● EXERCISE AIM
Reproduce each line of the listing exactly.

(Records from a data source)
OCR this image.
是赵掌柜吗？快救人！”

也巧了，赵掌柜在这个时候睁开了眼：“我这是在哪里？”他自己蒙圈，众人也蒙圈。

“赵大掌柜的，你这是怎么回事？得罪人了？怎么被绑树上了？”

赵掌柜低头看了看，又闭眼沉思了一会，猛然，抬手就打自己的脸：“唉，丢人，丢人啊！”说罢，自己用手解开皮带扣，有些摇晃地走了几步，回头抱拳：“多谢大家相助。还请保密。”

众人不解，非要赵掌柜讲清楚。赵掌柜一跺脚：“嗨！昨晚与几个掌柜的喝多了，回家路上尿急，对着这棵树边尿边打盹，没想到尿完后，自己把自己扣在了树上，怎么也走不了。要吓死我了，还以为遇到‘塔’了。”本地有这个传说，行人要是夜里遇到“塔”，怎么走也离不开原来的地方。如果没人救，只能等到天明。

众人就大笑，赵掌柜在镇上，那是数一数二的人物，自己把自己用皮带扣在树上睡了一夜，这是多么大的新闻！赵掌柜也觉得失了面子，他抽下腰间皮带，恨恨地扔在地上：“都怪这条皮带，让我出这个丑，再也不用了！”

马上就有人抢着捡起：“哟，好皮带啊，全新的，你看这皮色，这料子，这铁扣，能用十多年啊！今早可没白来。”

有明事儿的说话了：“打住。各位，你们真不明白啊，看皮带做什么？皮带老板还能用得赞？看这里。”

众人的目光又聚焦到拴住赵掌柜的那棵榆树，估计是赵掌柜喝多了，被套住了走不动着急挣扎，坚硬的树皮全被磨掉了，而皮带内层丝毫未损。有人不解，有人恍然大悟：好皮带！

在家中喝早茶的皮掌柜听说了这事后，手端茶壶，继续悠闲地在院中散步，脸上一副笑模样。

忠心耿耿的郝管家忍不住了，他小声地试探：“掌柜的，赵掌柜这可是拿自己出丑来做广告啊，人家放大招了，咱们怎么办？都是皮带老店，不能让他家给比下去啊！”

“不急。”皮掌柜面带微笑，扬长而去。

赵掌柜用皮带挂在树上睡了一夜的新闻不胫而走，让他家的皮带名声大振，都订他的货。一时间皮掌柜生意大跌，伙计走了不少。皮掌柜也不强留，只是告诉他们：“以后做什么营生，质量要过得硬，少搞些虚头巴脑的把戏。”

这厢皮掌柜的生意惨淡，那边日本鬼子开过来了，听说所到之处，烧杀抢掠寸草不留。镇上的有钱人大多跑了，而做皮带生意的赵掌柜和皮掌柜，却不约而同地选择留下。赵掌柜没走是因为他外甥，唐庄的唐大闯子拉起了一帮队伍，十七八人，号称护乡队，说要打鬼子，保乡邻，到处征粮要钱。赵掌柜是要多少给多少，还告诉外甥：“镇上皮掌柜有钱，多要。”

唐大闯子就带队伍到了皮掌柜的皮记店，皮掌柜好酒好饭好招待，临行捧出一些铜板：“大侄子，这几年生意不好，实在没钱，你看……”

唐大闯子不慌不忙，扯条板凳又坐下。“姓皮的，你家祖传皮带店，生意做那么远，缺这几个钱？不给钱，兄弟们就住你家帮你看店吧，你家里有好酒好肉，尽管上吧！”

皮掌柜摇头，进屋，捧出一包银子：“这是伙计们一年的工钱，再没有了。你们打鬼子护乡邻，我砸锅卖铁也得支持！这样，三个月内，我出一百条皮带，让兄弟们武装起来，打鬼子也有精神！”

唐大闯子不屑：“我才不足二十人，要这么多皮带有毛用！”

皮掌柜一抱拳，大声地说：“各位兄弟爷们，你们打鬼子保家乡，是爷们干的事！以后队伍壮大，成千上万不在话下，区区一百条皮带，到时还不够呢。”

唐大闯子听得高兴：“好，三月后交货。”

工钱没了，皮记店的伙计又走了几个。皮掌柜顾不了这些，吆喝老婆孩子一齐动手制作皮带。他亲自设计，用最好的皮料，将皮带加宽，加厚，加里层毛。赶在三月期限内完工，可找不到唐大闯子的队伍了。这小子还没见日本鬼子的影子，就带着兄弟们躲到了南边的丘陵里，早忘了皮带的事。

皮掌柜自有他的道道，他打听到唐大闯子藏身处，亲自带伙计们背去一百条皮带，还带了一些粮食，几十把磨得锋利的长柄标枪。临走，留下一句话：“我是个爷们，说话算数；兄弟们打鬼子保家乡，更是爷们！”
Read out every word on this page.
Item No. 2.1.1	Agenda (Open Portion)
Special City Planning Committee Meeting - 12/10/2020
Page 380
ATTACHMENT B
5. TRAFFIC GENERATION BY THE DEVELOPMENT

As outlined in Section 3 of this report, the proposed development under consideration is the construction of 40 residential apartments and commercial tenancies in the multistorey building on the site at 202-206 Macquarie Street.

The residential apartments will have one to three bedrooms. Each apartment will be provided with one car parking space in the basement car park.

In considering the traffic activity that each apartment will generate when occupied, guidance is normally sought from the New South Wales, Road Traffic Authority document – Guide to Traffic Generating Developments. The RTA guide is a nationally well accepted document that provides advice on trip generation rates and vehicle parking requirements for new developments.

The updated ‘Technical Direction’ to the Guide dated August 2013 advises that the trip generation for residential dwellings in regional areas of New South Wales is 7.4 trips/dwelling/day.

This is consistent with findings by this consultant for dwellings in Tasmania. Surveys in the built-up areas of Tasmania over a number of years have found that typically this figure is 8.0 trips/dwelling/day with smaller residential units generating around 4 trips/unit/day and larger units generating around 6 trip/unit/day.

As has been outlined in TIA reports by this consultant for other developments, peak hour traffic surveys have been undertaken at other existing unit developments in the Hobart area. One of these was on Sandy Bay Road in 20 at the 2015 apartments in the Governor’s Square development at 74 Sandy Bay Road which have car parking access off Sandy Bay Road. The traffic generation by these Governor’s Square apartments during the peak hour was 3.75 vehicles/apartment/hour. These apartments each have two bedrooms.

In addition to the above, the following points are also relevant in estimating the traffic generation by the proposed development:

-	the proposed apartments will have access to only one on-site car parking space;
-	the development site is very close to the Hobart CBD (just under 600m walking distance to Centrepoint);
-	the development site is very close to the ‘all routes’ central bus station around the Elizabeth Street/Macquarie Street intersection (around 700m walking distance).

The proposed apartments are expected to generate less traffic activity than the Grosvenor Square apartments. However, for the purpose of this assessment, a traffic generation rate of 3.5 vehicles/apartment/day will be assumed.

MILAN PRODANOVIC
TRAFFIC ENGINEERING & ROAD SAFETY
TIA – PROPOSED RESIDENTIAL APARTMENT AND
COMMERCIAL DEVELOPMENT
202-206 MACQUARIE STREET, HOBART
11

● RESULT
OCR this image.
是赵掌柜吗？快救人！”

也巧了，赵掌柜在这个时候睁开了眼：“我这是在哪里？”他自己蒙圈，众人也蒙圈。

“赵大掌柜的，你这是怎么回事？得罪人了？怎么被绑树上了？”

赵掌柜低头看了看，又闭眼沉思了一会，猛然，抬手就打自己的脸：“唉，丢人，丢人啊！”说罢，自己用手解开皮带扣，有些摇晃地走了几步，回头抱拳：“多谢大家相助。还请保密。”

众人不解，非要赵掌柜讲清楚。赵掌柜一跺脚：“嗨！昨晚与几个掌柜的喝多了，回家路上尿急，对着这棵树边尿边打盹，没想到尿完后，自己把自己扣在了树上，怎么也走不了。要吓死我了，还以为遇到‘塔’了。”本地有这个传说，行人要是夜里遇到“塔”，怎么走也离不开原来的地方。如果没人救，只能等到天明。

众人就大笑，赵掌柜在镇上，那是数一数二的人物，自己把自己用皮带扣在树上睡了一夜，这是多么大的新闻！赵掌柜也觉得失了面子，他抽下腰间皮带，恨恨地扔在地上：“都怪这条皮带，让我出这个丑，再也不用了！”

马上就有人抢着捡起：“哟，好皮带啊，全新的，你看这皮色，这料子，这铁扣，能用十多年啊！今早可没白来。”

有明事儿的说话了：“打住。各位，你们真不明白啊，看皮带做什么？皮带老板还能用得赞？看这里。”

众人的目光又聚焦到拴住赵掌柜的那棵榆树，估计是赵掌柜喝多了，被套住了走不动着急挣扎，坚硬的树皮全被磨掉了，而皮带内层丝毫未损。有人不解，有人恍然大悟：好皮带！

在家中喝早茶的皮掌柜听说了这事后，手端茶壶，继续悠闲地在院中散步，脸上一副笑模样。

忠心耿耿的郝管家忍不住了，他小声地试探：“掌柜的，赵掌柜这可是拿自己出丑来做广告啊，人家放大招了，咱们怎么办？都是皮带老店，不能让他家给比下去啊！”

“不急。”皮掌柜面带微笑，扬长而去。

赵掌柜用皮带挂在树上睡了一夜的新闻不胫而走，让他家的皮带名声大振，都订他的货。一时间皮掌柜生意大跌，伙计走了不少。皮掌柜也不强留，只是告诉他们：“以后做什么营生，质量要过得硬，少搞些虚头巴脑的把戏。”

这厢皮掌柜的生意惨淡，那边日本鬼子开过来了，听说所到之处，烧杀抢掠寸草不留。镇上的有钱人大多跑了，而做皮带生意的赵掌柜和皮掌柜，却不约而同地选择留下。赵掌柜没走是因为他外甥，唐庄的唐大闯子拉起了一帮队伍，十七八人，号称护乡队，说要打鬼子，保乡邻，到处征粮要钱。赵掌柜是要多少给多少，还告诉外甥：“镇上皮掌柜有钱，多要。”

唐大闯子就带队伍到了皮掌柜的皮记店，皮掌柜好酒好饭好招待，临行捧出一些铜板：“大侄子，这几年生意不好，实在没钱，你看……”

唐大闯子不慌不忙，扯条板凳又坐下。“姓皮的，你家祖传皮带店，生意做那么远，缺这几个钱？不给钱，兄弟们就住你家帮你看店吧，你家里有好酒好肉，尽管上吧！”

皮掌柜摇头，进屋，捧出一包银子：“这是伙计们一年的工钱，再没有了。你们打鬼子护乡邻，我砸锅卖铁也得支持！这样，三个月内，我出一百条皮带，让兄弟们武装起来，打鬼子也有精神！”

唐大闯子不屑：“我才不足二十人，要这么多皮带有毛用！”

皮掌柜一抱拳，大声地说：“各位兄弟爷们，你们打鬼子保家乡，是爷们干的事！以后队伍壮大，成千上万不在话下，区区一百条皮带，到时还不够呢。”

唐大闯子听得高兴：“好，三月后交货。”

工钱没了，皮记店的伙计又走了几个。皮掌柜顾不了这些，吆喝老婆孩子一齐动手制作皮带。他亲自设计，用最好的皮料，将皮带加宽，加厚，加里层毛。赶在三月期限内完工，可找不到唐大闯子的队伍了。这小子还没见日本鬼子的影子，就带着兄弟们躲到了南边的丘陵里，早忘了皮带的事。

皮掌柜自有他的道道，他打听到唐大闯子藏身处，亲自带伙计们背去一百条皮带，还带了一些粮食，几十把磨得锋利的长柄标枪。临走，留下一句话：“我是个爷们，说话算数；兄弟们打鬼子保家乡，更是爷们！”
Read out every word on this page.
Item No. 2.1.1	Agenda (Open Portion)
Special City Planning Committee Meeting - 12/10/2020
Page 380
ATTACHMENT B
5. TRAFFIC GENERATION BY THE DEVELOPMENT

As outlined in Section 3 of this report, the proposed development under consideration is the construction of 40 residential apartments and commercial tenancies in the multistorey building on the site at 202-206 Macquarie Street.

The residential apartments will have one to three bedrooms. Each apartment will be provided with one car parking space in the basement car park.

In considering the traffic activity that each apartment will generate when occupied, guidance is normally sought from the New South Wales, Road Traffic Authority document – Guide to Traffic Generating Developments. The RTA guide is a nationally well accepted document that provides advice on trip generation rates and vehicle parking requirements for new developments.

The updated ‘Technical Direction’ to the Guide dated August 2013 advises that the trip generation for residential dwellings in regional areas of New South Wales is 7.4 trips/dwelling/day.

This is consistent with findings by this consultant for dwellings in Tasmania. Surveys in the built-up areas of Tasmania over a number of years have found that typically this figure is 8.0 trips/dwelling/day with smaller residential units generating around 4 trips/unit/day and larger units generating around 6 trip/unit/day.

As has been outlined in TIA reports by this consultant for other developments, peak hour traffic surveys have been undertaken at other existing unit developments in the Hobart area. One of these was on Sandy Bay Road in 20 at the 2015 apartments in the Governor’s Square development at 74 Sandy Bay Road which have car parking access off Sandy Bay Road. The traffic generation by these Governor’s Square apartments during the peak hour was 3.75 vehicles/apartment/hour. These apartments each have two bedrooms.

In addition to the above, the following points are also relevant in estimating the traffic generation by the proposed development:

-	the proposed apartments will have access to only one on-site car parking space;
-	the development site is very close to the Hobart CBD (just under 600m walking distance to Centrepoint);
-	the development site is very close to the ‘all routes’ central bus station around the Elizabeth Street/Macquarie Street intersection (around 700m walking distance).

The proposed apartments are expected to generate less traffic activity than the Grosvenor Square apartments. However, for the purpose of this assessment, a traffic generation rate of 3.5 vehicles/apartment/day will be assumed.

MILAN PRODANOVIC
TRAFFIC ENGINEERING & ROAD SAFETY
TIA – PROPOSED RESIDENTIAL APARTMENT AND
COMMERCIAL DEVELOPMENT
202-206 MACQUARIE STREET, HOBART
11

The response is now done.